▶ [WORK INSTRUCTIONS]
Pull out every line with the word "kilpailut" from the entries below.
*** Opening of DATA PROVIDED ***
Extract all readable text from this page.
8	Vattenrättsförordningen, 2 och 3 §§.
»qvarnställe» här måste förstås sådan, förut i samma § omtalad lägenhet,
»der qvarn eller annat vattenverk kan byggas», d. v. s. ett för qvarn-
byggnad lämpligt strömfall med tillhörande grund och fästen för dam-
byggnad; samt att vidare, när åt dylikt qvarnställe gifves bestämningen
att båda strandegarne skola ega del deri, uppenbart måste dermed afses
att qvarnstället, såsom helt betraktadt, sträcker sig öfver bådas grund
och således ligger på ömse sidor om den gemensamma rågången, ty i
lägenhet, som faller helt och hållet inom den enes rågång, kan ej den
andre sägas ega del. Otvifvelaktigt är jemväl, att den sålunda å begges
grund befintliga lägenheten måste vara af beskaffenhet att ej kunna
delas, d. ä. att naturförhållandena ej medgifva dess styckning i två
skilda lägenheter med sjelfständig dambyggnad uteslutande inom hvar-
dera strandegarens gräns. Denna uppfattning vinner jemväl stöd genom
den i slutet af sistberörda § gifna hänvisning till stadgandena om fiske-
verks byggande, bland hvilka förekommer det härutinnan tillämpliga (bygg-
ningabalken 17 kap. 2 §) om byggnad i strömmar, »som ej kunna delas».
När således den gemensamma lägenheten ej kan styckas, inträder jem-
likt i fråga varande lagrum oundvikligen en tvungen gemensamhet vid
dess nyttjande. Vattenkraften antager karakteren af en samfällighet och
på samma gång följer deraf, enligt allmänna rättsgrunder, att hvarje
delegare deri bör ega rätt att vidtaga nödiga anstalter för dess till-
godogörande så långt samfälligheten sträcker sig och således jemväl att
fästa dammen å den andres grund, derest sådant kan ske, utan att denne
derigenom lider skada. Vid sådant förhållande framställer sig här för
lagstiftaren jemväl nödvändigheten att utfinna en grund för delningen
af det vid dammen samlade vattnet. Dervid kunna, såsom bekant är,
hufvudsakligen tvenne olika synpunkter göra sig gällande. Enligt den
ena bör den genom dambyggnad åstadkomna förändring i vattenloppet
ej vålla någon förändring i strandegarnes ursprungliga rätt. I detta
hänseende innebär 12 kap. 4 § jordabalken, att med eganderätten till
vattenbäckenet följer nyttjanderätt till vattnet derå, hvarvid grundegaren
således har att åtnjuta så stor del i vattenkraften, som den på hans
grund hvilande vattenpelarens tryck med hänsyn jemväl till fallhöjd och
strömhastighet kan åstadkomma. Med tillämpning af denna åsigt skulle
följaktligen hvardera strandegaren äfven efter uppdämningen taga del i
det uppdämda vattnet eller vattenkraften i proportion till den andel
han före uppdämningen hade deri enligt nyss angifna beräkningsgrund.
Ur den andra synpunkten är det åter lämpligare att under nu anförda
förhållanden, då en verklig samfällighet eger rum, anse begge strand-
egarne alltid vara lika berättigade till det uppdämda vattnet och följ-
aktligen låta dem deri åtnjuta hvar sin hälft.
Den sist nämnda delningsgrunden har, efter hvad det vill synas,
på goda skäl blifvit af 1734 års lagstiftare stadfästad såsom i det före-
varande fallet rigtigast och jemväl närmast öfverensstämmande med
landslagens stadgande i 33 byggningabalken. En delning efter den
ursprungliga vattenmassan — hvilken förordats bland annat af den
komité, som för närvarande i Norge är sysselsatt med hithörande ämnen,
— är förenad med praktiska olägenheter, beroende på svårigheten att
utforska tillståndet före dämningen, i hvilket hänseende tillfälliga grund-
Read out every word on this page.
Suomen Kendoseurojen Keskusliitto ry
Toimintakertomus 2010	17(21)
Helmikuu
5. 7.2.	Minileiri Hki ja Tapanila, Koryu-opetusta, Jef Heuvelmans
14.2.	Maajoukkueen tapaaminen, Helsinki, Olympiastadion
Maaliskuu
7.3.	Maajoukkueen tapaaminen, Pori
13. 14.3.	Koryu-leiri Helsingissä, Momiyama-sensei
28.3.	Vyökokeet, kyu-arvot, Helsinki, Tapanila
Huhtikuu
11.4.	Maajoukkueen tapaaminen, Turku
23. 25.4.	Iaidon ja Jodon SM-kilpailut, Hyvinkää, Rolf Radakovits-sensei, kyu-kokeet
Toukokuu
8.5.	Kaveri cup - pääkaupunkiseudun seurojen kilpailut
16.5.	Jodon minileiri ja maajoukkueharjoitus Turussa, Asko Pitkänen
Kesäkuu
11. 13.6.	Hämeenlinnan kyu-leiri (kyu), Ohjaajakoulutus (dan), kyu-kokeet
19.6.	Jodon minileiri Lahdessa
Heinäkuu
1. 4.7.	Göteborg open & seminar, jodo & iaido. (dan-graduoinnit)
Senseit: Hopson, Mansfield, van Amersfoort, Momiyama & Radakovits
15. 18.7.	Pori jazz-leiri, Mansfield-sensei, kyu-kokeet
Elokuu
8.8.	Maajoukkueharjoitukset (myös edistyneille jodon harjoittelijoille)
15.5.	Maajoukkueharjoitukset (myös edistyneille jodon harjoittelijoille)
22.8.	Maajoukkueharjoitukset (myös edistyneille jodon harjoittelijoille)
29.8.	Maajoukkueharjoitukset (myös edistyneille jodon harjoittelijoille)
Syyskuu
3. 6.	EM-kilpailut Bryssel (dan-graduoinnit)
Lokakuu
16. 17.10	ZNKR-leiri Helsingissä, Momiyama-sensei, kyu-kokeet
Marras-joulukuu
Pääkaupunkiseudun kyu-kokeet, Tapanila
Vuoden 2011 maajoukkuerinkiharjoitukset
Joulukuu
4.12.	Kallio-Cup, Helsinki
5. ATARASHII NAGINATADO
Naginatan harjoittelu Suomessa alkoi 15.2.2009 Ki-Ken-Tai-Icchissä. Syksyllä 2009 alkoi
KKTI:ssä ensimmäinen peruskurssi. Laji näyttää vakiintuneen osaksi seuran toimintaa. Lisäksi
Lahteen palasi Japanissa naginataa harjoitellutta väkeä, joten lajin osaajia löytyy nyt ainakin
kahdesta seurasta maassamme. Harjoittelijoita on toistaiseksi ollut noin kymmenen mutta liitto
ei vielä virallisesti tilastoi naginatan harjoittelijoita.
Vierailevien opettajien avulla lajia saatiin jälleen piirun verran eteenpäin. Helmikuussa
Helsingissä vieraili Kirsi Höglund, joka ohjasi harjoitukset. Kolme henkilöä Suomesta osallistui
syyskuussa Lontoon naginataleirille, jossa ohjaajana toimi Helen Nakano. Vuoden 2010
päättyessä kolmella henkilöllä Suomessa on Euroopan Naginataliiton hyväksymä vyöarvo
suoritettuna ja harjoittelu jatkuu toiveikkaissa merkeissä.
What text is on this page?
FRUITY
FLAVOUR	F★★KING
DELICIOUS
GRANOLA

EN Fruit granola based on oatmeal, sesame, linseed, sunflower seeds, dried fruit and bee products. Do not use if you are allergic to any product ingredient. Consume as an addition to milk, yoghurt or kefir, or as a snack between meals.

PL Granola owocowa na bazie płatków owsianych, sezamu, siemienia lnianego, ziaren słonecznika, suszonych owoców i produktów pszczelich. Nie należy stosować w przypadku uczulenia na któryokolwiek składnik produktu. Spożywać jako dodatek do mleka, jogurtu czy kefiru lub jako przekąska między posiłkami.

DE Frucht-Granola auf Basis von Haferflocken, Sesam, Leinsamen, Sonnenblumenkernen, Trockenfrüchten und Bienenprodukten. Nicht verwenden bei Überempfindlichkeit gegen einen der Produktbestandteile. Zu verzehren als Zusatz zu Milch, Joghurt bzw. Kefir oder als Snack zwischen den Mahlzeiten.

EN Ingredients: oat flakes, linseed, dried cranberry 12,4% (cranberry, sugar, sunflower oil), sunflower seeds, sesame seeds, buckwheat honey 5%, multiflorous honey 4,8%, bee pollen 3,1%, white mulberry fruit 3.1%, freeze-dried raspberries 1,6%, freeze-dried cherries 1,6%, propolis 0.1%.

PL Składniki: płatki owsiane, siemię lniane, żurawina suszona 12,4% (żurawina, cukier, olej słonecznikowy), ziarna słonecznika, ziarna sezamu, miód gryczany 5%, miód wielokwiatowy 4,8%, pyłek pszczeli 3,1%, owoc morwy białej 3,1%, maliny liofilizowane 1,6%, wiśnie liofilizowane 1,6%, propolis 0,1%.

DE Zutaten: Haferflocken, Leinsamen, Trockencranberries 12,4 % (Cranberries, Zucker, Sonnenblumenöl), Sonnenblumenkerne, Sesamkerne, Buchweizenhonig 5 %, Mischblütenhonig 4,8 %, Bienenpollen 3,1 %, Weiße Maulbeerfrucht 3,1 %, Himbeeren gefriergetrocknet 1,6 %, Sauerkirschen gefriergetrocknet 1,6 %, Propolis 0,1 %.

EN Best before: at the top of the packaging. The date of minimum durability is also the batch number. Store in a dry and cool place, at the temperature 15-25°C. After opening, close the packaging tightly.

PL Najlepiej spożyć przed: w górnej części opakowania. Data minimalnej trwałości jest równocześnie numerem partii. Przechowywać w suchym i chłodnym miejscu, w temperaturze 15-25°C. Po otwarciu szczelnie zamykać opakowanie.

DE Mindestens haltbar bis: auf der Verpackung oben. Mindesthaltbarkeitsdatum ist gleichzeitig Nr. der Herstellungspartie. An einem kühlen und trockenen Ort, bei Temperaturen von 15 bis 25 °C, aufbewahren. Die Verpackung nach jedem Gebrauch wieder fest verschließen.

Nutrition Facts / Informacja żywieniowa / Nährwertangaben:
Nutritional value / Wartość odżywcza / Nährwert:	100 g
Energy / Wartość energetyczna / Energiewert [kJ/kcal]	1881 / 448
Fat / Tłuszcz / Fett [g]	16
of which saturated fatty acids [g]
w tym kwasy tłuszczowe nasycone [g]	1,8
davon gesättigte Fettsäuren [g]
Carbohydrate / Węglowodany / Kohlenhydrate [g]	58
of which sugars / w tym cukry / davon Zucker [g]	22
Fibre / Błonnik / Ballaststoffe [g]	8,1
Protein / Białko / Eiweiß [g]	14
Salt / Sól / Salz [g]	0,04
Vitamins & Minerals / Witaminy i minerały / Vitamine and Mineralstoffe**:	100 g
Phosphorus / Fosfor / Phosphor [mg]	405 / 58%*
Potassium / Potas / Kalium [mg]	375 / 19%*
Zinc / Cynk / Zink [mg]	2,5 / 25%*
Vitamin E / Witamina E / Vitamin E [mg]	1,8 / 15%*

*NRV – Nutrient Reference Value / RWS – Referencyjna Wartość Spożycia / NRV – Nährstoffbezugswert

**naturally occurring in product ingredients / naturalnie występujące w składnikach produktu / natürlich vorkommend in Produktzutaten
*** Close of DATA PROVIDED ***
▶ [RESPONSE TO THIS EXERCISE]
23. 25.4.	Iaidon ja Jodon SM-kilpailut, Hyvinkää, Rolf Radakovits-sensei, kyu-kokeet
8.5.	Kaveri cup - pääkaupunkiseudun seurojen kilpailut
3. 6.	EM-kilpailut Bryssel (dan-graduoinnit)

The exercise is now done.